#### PROBLEM TO WORK ON:
Reproduce the review of Neck of the Woods word for word, from its title line to its final sentence.

#### SELECTED EXTRACT:
## BEGIN
MIF15: Neck of the Woods @ HOME, Manchester

Review by Holly Rimmer-Tagoe | 13 Jul 2015

Prior to the performance of Neck of the Woods, an announcement is made that anyone uncomfortable with complete darkness should swiftly leave the auditorium. The assembled audience initially responds to this with scepticism, but amusement shifts when the theatre descends into darkness and the uncomfortably loud sound of a huntsman chopping wood – his chopping and breathing becoming increasingly erratic and frantic – seems to last for an eternity. This is an eerie and deeply disturbing opening; the theatre feels completely empty and the unpleasant raid of the senses feels torturous.

A collaboration between Turner Prize-winning artist Douglas Gordon, pianist Hélène Grimaud, Sacred Sounds Women’s Choir and actor Charlotte Rampling, Neck of the Woods juggles the familiar and unfamiliar in fragments of language, music and theatre. The production is much more a performance piece than a play. Various literary representations of the wolf, notably Sigmund Freud’s Wolf Man, Little Red Riding Hood and Angela Carter’s erotic The Company of Wolves, are recounted and added to as Rampling jumps between storyteller and frightened girl, who has been abandoned by her father.

Unfortunately, the tension created by the first act is immediately lost amid the montage of disjointed images and mixed metaphors. The production doesn’t become more than the sum of its parts, and the various shock and awe tactics, the Miltonesque darkness of the opening passage and the transformation of the stage into a winter scene fail to be reconciled into a cohesive whole. Every time the piece engages with an interesting idea – the wolf as an analogy for threatened masculinity or the sensory process of memory (a theme across Gordon’s oeuvre) – the thought is interrupted and reduced by a competing element of the jigsaw.
## END
[Layout annotation data]
## BEGIN
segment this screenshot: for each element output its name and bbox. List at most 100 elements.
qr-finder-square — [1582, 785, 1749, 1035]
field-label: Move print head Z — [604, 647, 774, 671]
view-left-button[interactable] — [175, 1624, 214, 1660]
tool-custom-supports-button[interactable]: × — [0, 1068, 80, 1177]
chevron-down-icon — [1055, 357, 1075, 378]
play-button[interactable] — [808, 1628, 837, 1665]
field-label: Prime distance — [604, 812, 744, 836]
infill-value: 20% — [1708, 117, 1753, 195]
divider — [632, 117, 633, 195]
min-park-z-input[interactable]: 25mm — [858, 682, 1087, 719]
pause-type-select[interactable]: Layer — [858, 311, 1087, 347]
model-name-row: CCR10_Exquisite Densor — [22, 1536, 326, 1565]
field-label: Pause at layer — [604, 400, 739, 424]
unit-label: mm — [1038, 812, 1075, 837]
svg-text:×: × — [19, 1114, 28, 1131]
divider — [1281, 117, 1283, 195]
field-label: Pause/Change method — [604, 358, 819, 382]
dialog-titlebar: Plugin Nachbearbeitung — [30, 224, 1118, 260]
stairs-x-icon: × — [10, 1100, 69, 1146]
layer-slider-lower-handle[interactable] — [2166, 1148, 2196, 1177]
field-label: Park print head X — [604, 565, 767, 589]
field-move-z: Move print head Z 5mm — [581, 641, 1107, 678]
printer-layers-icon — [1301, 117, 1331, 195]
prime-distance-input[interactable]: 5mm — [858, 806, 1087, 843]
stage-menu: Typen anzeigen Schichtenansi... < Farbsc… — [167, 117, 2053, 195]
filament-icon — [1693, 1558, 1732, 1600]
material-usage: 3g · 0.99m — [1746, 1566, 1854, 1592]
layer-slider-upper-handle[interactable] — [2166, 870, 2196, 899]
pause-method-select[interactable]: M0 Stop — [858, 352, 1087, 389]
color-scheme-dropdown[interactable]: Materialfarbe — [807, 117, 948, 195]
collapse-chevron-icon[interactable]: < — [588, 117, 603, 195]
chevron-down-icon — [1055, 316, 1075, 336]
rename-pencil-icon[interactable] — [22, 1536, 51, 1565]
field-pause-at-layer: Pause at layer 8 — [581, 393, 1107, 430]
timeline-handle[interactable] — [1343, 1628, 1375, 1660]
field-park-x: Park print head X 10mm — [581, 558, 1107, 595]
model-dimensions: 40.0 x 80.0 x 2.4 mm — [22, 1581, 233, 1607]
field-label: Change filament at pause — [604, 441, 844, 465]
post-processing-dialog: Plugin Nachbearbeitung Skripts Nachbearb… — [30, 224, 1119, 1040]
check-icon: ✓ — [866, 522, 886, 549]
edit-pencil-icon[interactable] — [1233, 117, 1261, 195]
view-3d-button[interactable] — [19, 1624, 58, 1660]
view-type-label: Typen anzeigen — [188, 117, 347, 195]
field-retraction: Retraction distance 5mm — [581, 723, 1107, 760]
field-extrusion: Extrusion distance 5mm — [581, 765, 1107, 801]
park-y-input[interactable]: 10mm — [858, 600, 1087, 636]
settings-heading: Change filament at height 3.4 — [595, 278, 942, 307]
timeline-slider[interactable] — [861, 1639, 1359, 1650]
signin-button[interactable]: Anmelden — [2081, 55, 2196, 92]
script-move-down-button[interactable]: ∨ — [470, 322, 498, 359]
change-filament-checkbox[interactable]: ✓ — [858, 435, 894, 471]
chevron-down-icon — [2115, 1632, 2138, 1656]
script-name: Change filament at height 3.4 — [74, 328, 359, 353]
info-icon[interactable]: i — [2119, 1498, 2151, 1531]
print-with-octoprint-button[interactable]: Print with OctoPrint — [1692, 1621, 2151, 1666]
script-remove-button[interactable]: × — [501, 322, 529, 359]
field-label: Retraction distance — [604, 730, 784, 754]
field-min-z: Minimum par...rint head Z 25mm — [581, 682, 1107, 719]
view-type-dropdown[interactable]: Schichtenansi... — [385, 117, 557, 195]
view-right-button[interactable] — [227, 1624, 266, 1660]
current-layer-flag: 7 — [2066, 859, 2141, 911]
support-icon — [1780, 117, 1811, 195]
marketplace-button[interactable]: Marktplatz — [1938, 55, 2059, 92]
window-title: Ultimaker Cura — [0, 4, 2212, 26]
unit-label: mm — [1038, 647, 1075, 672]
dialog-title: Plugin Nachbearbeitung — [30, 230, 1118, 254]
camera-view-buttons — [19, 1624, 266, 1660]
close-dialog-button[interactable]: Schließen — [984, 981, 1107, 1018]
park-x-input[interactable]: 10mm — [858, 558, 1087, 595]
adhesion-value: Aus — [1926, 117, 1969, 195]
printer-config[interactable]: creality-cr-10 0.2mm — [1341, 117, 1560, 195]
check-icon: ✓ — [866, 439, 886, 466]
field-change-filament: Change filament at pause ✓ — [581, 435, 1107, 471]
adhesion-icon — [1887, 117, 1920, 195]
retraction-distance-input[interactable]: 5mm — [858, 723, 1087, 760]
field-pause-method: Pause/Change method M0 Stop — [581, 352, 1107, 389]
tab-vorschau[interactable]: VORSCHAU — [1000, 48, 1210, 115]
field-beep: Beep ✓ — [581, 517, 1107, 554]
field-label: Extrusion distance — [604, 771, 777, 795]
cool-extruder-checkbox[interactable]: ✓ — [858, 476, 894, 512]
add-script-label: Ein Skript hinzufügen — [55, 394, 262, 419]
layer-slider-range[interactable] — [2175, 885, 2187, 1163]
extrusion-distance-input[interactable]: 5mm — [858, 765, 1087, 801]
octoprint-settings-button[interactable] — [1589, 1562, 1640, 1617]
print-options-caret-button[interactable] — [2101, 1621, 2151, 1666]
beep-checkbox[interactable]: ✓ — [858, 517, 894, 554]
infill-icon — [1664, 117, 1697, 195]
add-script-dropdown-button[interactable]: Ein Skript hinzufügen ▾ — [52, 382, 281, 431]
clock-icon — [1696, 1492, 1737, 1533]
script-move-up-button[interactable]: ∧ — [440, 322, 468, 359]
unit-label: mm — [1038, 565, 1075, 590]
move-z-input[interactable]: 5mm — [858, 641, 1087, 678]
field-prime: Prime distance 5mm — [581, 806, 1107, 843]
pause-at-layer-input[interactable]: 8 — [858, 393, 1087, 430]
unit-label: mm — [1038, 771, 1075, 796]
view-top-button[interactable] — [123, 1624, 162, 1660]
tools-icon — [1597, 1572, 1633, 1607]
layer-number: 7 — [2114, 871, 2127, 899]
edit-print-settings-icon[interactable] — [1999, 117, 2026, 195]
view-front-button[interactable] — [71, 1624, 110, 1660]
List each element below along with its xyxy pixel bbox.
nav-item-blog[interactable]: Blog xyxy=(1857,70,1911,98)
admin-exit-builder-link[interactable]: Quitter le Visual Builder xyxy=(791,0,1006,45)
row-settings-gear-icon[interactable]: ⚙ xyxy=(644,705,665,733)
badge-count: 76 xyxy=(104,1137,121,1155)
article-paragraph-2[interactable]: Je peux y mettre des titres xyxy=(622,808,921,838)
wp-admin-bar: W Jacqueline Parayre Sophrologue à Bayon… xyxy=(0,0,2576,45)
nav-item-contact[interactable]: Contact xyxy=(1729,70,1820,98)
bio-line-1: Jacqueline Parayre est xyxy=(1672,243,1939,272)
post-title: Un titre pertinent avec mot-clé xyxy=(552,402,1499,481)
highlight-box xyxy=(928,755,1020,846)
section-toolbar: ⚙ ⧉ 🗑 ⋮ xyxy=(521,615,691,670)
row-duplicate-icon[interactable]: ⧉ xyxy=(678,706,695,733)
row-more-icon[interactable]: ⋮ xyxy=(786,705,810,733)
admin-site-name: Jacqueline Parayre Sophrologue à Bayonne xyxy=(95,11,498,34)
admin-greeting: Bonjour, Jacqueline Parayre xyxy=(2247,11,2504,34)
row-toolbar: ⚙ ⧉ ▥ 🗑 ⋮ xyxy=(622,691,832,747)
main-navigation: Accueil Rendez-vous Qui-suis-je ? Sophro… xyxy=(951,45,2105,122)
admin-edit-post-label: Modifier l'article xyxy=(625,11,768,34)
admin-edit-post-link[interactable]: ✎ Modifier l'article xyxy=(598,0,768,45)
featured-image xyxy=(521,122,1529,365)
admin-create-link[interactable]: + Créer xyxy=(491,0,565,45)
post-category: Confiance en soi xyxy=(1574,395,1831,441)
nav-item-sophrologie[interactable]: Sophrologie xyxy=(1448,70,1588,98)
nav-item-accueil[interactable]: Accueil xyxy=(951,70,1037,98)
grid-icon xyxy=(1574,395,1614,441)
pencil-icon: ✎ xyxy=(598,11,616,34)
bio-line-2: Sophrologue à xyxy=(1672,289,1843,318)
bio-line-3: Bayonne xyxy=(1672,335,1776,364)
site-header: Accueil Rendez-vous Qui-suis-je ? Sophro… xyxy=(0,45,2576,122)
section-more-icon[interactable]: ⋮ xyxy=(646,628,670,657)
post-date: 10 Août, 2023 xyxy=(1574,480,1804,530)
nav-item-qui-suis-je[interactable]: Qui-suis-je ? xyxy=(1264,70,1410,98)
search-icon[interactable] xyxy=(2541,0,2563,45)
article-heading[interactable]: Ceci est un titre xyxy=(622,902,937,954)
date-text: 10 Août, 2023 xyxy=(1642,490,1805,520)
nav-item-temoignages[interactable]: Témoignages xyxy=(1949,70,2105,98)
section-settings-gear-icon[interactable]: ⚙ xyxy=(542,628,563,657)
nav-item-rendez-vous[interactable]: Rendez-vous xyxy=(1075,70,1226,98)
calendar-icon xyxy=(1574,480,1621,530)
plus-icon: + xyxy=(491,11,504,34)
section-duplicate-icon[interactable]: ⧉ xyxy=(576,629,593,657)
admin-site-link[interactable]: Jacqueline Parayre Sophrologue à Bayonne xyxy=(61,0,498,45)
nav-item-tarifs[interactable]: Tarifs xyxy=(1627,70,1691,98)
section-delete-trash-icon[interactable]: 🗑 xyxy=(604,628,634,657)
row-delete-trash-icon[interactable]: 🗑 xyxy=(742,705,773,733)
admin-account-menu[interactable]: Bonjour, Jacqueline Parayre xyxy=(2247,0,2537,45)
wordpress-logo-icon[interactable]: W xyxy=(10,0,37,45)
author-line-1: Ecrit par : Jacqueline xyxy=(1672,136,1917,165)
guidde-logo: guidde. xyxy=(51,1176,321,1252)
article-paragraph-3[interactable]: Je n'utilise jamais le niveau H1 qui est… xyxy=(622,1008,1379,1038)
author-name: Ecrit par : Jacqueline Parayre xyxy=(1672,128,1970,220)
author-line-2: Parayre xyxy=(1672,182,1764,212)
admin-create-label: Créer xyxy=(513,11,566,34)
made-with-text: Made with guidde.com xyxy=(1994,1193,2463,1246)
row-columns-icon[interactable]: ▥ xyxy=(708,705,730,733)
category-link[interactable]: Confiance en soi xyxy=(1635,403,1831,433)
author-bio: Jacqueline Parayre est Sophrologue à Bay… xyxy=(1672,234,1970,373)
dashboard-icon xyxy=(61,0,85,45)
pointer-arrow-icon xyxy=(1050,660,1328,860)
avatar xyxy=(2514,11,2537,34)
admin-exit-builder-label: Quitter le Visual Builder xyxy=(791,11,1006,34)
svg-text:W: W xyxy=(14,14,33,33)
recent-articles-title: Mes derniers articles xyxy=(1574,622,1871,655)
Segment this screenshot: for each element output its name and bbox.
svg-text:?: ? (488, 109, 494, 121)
## END
#### REPLY:
MIF15: Neck of the Woods @ HOME, Manchester

Review by Holly Rimmer-Tagoe | 13 Jul 2015

Prior to the performance of Neck of the Woods, an announcement is made that anyone uncomfortable with complete darkness should swiftly leave the auditorium. The assembled audience initially responds to this with scepticism, but amusement shifts when the theatre descends into darkness and the uncomfortably loud sound of a huntsman chopping wood – his chopping and breathing becoming increasingly erratic and frantic – seems to last for an eternity. This is an eerie and deeply disturbing opening; the theatre feels completely empty and the unpleasant raid of the senses feels torturous.

A collaboration between Turner Prize-winning artist Douglas Gordon, pianist Hélène Grimaud, Sacred Sounds Women’s Choir and actor Charlotte Rampling, Neck of the Woods juggles the familiar and unfamiliar in fragments of language, music and theatre. The production is much more a performance piece than a play. Various literary representations of the wolf, notably Sigmund Freud’s Wolf Man, Little Red Riding Hood and Angela Carter’s erotic The Company of Wolves, are recounted and added to as Rampling jumps between storyteller and frightened girl, who has been abandoned by her father.

Unfortunately, the tension created by the first act is immediately lost amid the montage of disjointed images and mixed metaphors. The production doesn’t become more than the sum of its parts, and the various shock and awe tactics, the Miltonesque darkness of the opening passage and the transformation of the stage into a winter scene fail to be reconciled into a cohesive whole. Every time the piece engages with an interesting idea – the wolf as an analogy for threatened masculinity or the sensory process of memory (a theme across Gordon’s oeuvre) – the thought is interrupted and reduced by a competing element of the jigsaw.